■ Set of tasks ■
a: In the passage on beast and horn imagery in Daniel and Revelation, what do horns always represent in biblical prophetic language?
b: Repeat word for word the part of the passage on beast and horn imagery that starts at "When the Bible" and ends after "kings in rituals.".
c: Write the next part of the passage on beast and horn imagery in Daniel and Revelation, picking up after its final sentence.

Yesterday’s post explained how the Roman Catholic Church adopted relic “veneration” and presented it as though it were part of apostolic Christianity. If you missed it, review the previous entry to understand why relic veneration is not rooted in the original Christian faith.


When the Bible describes the “beast that rises from the earth” and the “horns” on the beasts in Daniel and Revelation, it uses symbolic language drawn from the same ancient Near Eastern world that believed in underworld warrior-kings, ancestral spirits, and semi-divine rulers. These symbols do not come from Greek mythology but from the world of Canaan, Babylon, and Mesopotamia; the very cultures that venerated the Rephaim and summoned underworld kings in rituals.

In the book of Revelation, the beast that rises from the earth (Revelation 13:11) is described as having “two horns like a lamb” but speaking “like a dragon.” Horns in biblical prophetic language always represent authority, kingship, and power. This is because ancient Near Eastern cultures used horned crowns to depict divine or semi-divine kings. In Mesopotamian iconography, gods, demigods, and heroic dead were shown with horned helmets, often indicating their supernatural authority. The Ugaritic Rephaim were called “ancient kings,” and some rituals explicitly invoke them as beings who rise from the earth to assemble as a council of warrior-spirits. This directly parallels the language in Revelation where a beast rises from the earth, imitating innocence (horns like a lamb) but speaking with the voice and authority of an ancient power.

The horns on the beasts in Daniel follow the same symbolic pattern. In Daniel 7, the fourth beast has ten horns, and another horn rises among them. Daniel 8 uses the imagery of the ram with two horns and the goat with one great horn. These horns represent kings, rulers, or kingdoms. But behind the political symbolism lies an even older image: the ancient warrior-kings of the underworld who possessed supernatural authority, the same kind of authority associated with the Rephaim in KTU 1.22 and KTU 1.161. In those Ugaritic texts, the Rephaim are summoned as mounted warrior-spirits, a kind of underworld army. Their kingship is old, chthonic, and not human in origin. When Revelation describes a beast rising from the abyss (Revelation 11:7) or the earth (Revelation 13:11), the text evokes that ancient image of underworld powers emerging to influence the world of the living.

[Region boundary data]
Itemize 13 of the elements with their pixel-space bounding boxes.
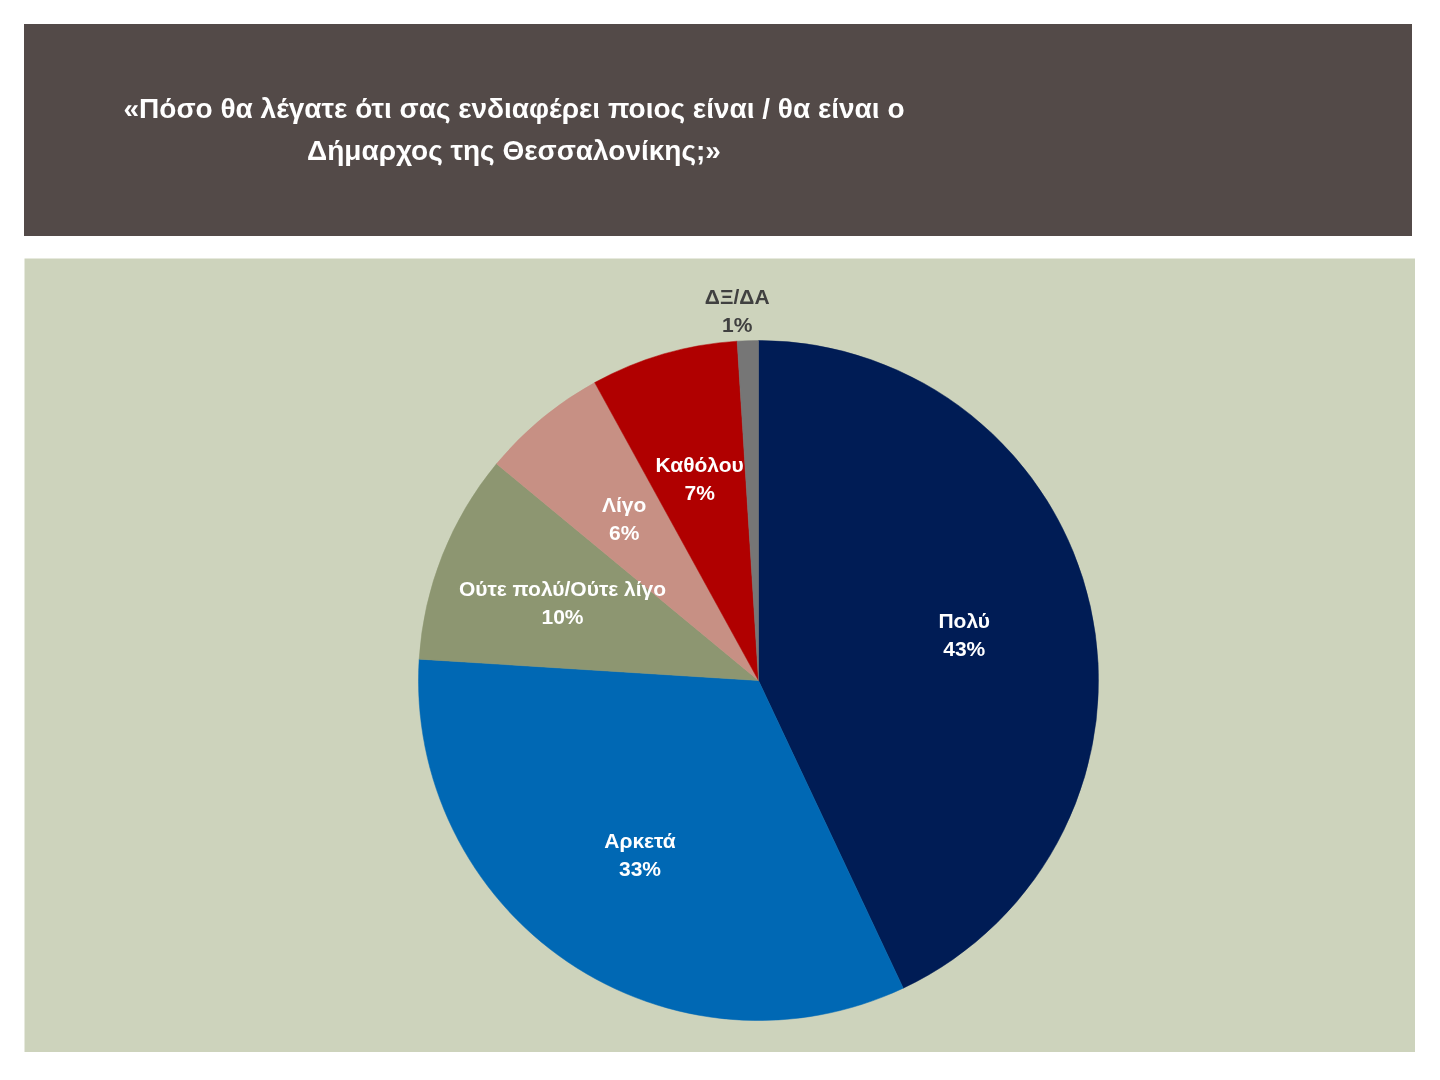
data-label: 1% [722,313,753,337]
chart-title: «Πόσο θα λέγατε ότι σας ενδιαφέρει ποιος είναι / θα είναι ο Δήμαρχος της Θεσσαλονίκης;» [122,92,906,168]
slice-label: Λίγο [601,492,647,516]
data-label: 10% [541,605,584,629]
slice-label: Καθόλου [655,452,744,476]
data-label: 6% [608,520,640,544]
slice-label: Ούτε πολύ/Ούτε λίγο [458,577,667,601]
slice-label: Πολύ [938,609,991,633]
slice-label: ΔΞ/ΔΑ [704,285,770,309]
data-label: 33% [619,857,662,881]
data-label: 43% [943,637,986,661]
slice-label: Αρκετά [604,829,676,853]
data-label: 7% [684,480,716,504]
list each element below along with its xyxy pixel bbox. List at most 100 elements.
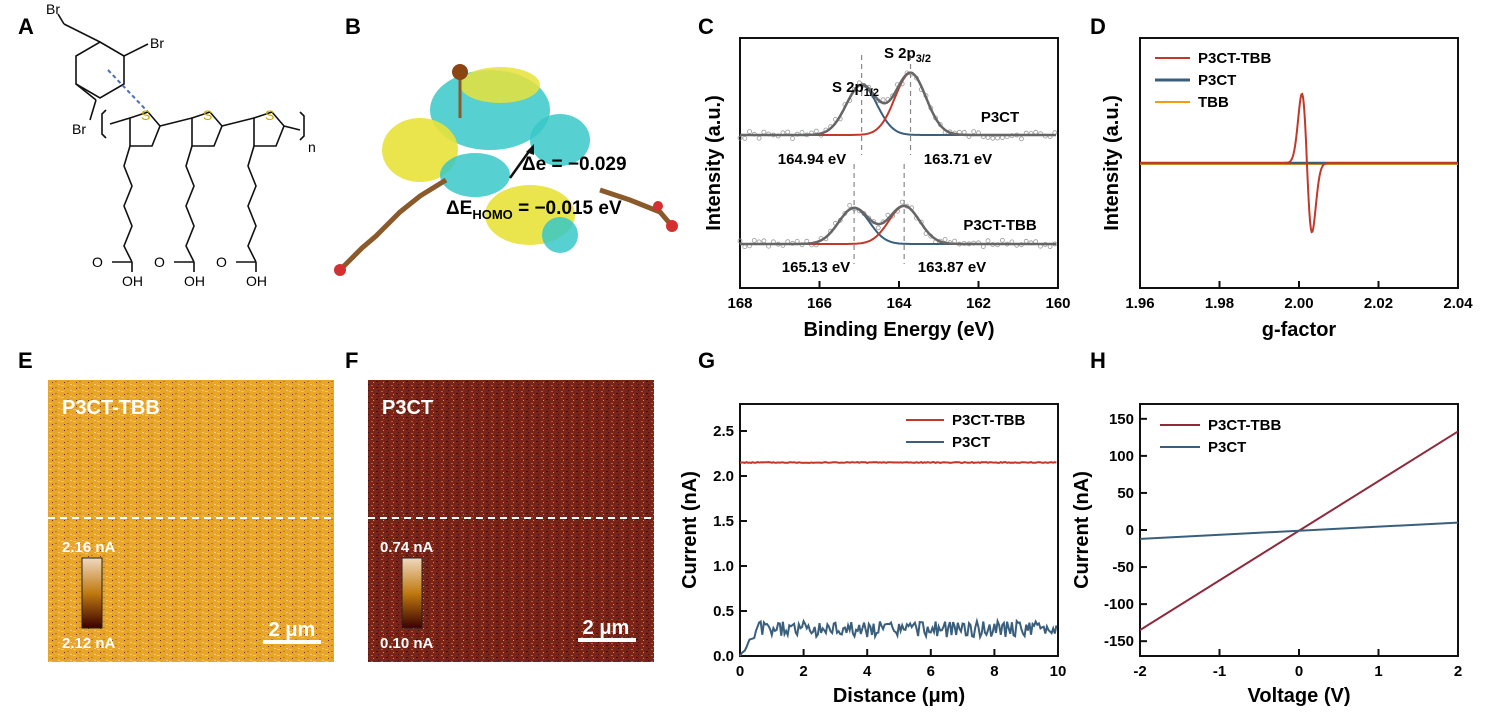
y-tick-label-h: -150 — [1104, 633, 1134, 650]
cafm-map-f: P3CT 0.74 nA 0.10 nA 2 μm — [368, 380, 654, 662]
series-label-p3ct-c: P3CT — [981, 109, 1019, 126]
raw-data-point — [790, 136, 795, 141]
line-p3ct-tbb-profile — [739, 460, 1057, 464]
x-tick-label-d: 2.00 — [1284, 295, 1313, 312]
peak-label-s2p12: S 2p1/2 — [832, 79, 879, 99]
panel-label-g: G — [698, 348, 715, 373]
raw-data-point — [742, 244, 748, 250]
x-tick-label-h: 0 — [1295, 663, 1303, 680]
raw-data-point — [761, 129, 767, 135]
y-tick-label-h: -50 — [1112, 559, 1134, 576]
peak-label-s2p32: S 2p3/2 — [884, 45, 931, 65]
thiophene-3 — [253, 111, 285, 147]
structure-labels: Br Br Br S S S n O OH O OH O OH — [46, 1, 316, 289]
x-tick-label-h: 2 — [1454, 663, 1462, 680]
plot-frame-g — [739, 403, 1059, 657]
thiophene-1 — [129, 111, 161, 147]
x-tick-label-c: 162 — [966, 295, 991, 312]
peak-value-3: 165.13 eV — [782, 259, 850, 276]
legend-label-p3ct-g: P3CT — [952, 434, 990, 451]
atom-br-3: Br — [72, 121, 86, 137]
interaction-line — [107, 69, 149, 113]
colorbar-min-f: 0.10 nA — [380, 635, 434, 652]
x-tick-label-c: 164 — [886, 295, 912, 312]
repeat-n: n — [308, 139, 316, 155]
y-tick-label-h: 50 — [1117, 485, 1134, 502]
peak-value-4: 163.87 eV — [918, 259, 986, 276]
x-tick-label-d: 2.04 — [1443, 295, 1473, 312]
ticks-g: 0 2 4 6 8 10 0.0 0.5 1.0 1.5 2.0 2.5 — [713, 423, 1066, 680]
y-tick-label-g: 2.0 — [713, 468, 734, 485]
chart-d: 1.96 1.98 2.00 2.02 2.04 g-factor Intensity … — [1101, 37, 1473, 341]
raw-data-point — [985, 238, 991, 244]
x-tick-label-d: 1.98 — [1205, 295, 1234, 312]
raw-data-point — [785, 129, 791, 135]
raw-data-point — [1023, 238, 1029, 244]
y-tick-label-g: 1.0 — [713, 558, 734, 575]
chart-c: 168 166 164 162 160 Binding Energy (eV) Inte… — [703, 37, 1071, 341]
sample-label-e: P3CT-TBB — [62, 397, 160, 419]
data-c — [737, 55, 1058, 264]
raw-data-point — [751, 238, 757, 243]
x-tick-label-c: 160 — [1045, 295, 1070, 312]
atom-s-1: S — [141, 107, 150, 123]
x-axis-title-g: Distance (μm) — [833, 685, 965, 707]
raw-data-point — [813, 128, 819, 134]
y-tick-label-h: 100 — [1109, 448, 1134, 465]
legend-label-p3ct-tbb-g: P3CT-TBB — [952, 412, 1026, 429]
x-tick-label-h: 1 — [1374, 663, 1382, 680]
raw-data-point — [990, 135, 996, 141]
panel-label-f: F — [345, 348, 358, 373]
charge-density-render — [334, 64, 678, 276]
panel-label-h: H — [1090, 348, 1106, 373]
colorbar-f — [401, 557, 423, 629]
ticks-h: -2 -1 0 1 2 150 100 50 0 -50 -100 -150 — [1104, 411, 1462, 680]
raw-data-point — [1033, 129, 1039, 135]
raw-data-point — [971, 129, 977, 135]
y-tick-label-g: 0.0 — [713, 648, 734, 665]
x-axis-title-c: Binding Energy (eV) — [803, 319, 994, 341]
x-axis-title-d: g-factor — [1262, 319, 1337, 341]
y-axis-title-h: Current (nA) — [1071, 471, 1093, 589]
x-ticks-d: 1.96 1.98 2.00 2.02 2.04 — [1125, 281, 1473, 312]
atom-o-3: O — [216, 254, 227, 270]
panel-label-c: C — [698, 14, 714, 39]
fit-envelope-p3ct — [740, 71, 1056, 137]
x-tick-label-g: 4 — [863, 663, 872, 680]
raw-data-point — [847, 202, 853, 208]
atom-s-2: S — [203, 107, 212, 123]
atom-s-3: S — [265, 107, 274, 123]
legend-g: P3CT-TBB P3CT — [906, 412, 1026, 451]
x-tick-label-h: -1 — [1213, 663, 1226, 680]
raw-data-point — [875, 225, 881, 231]
raw-data-point — [742, 135, 748, 141]
sample-label-f: P3CT — [382, 397, 433, 419]
x-tick-label-g: 0 — [736, 663, 744, 680]
chart-g: 0 2 4 6 8 100.00.51.01.52.02.5 Distance (μm) … — [679, 403, 1066, 707]
peak-value-2: 163.71 eV — [924, 151, 992, 168]
legend-h: P3CT-TBB P3CT — [1160, 417, 1282, 456]
atom-oh-3: OH — [246, 273, 267, 289]
delta-ehomo-label: ΔEHOMO = −0.015 eV — [446, 198, 622, 222]
x-tick-label-g: 2 — [799, 663, 807, 680]
delta-e-label: Δe = −0.029 — [522, 154, 627, 175]
colorbar-e — [81, 557, 103, 629]
cafm-map-e: P3CT-TBB 2.16 nA 2.12 nA 2 μm — [48, 380, 334, 662]
chemical-structure — [57, 13, 305, 272]
legend-label-p3ct-tbb-d: P3CT-TBB — [1198, 50, 1272, 67]
scalebar-label-e: 2 μm — [269, 619, 316, 641]
x-tick-label-g: 8 — [990, 663, 998, 680]
line-p3ct-iv — [1139, 521, 1459, 540]
data-d — [1140, 92, 1458, 234]
line-p3ct-tbb — [1140, 92, 1458, 234]
panel-label-e: E — [18, 348, 33, 373]
raw-data-point — [756, 135, 762, 141]
y-tick-label-h: 0 — [1126, 522, 1134, 539]
y-tick-label-g: 2.5 — [713, 423, 734, 440]
raw-data-point — [747, 129, 752, 135]
atom-br-2: Br — [150, 35, 164, 51]
atom-o-1: O — [92, 254, 103, 270]
legend-d: P3CT-TBB P3CT TBB — [1155, 50, 1272, 111]
colorbar-max-f: 0.74 nA — [380, 539, 434, 556]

■ Answers to the tasks ■
a: Authority, kingship, and power.

b:
When the Bible describes the “beast that rises from the earth” and the “horns” on the beasts in Daniel and Revelation, it uses symbolic language drawn from the same ancient Near Eastern world that believed in underworld warrior-kings, ancestral spirits, and semi-divine rulers. These symbols do not come from Greek mythology but from the world of Canaan, Babylon, and Mesopotamia; the very cultures that venerated the Rephaim and summoned underworld kings in rituals.

c:
The biblical writers were not borrowing the theology of the surrounding cultures, but they were using the same symbolic vocabulary. In ancient Canaan and Mesopotamia, horns indicated royal authority, divine sanction, or supernatural kingship. The horned crown was worn by gods, demigods, and heroic dead. Thus, when Revelation and Daniel depict horns, they are signaling not only political authority but also the deeper idea of old powers rising up; kings or kingdoms animated by spiritual forces tied to the underworld or to the rebellion of the divine realm. In the worldview of the Old Testament, evil kingdoms on earth were often seen as the earthly expression of heavenly or underworld powers. Isaiah 14 connects the king of Babylon with a fallen heavenly being. Ezekiel 28 speaks of the king of Tyre in terms that echo Eden and the divine council. These passages hint that human rulers can be influenced or animated by ancient rebel powers.

The beast from the earth in Revelation fits that pattern. Could it be a literal resurrected Rephaim? The lamb-like horns are a parody of legitimate authority, just as ancient necromantic rituals summoned the Rephaim to give strength or guidance to kings who sought power outside of God. The dragon-like speech ties it to the primordial adversary, much like the old Canaanite warrior-kings of the underworld were tied to deities like Mot or Milku. Horns on the beast therefore signify kingship, authority, and the influence of older, darker powers behind earthly rulers.

Daniel’s vision of ten horns mirrors Revelation’s ten-horned beast because both draw from the same ancient symbolic root: the idea of a coalition of kings or powers representing earthly empires animated by something older and deeper. The “little horn” that rises and uproots others reflects the ancient motif of a new king empowered by spiritual forces that transcend human politics. In the context of the ancient world, this would have been immediately understood as a kingdom driven by the same kind of underworld or semi-divine authority that the Ugaritic texts associate with the Rephaim.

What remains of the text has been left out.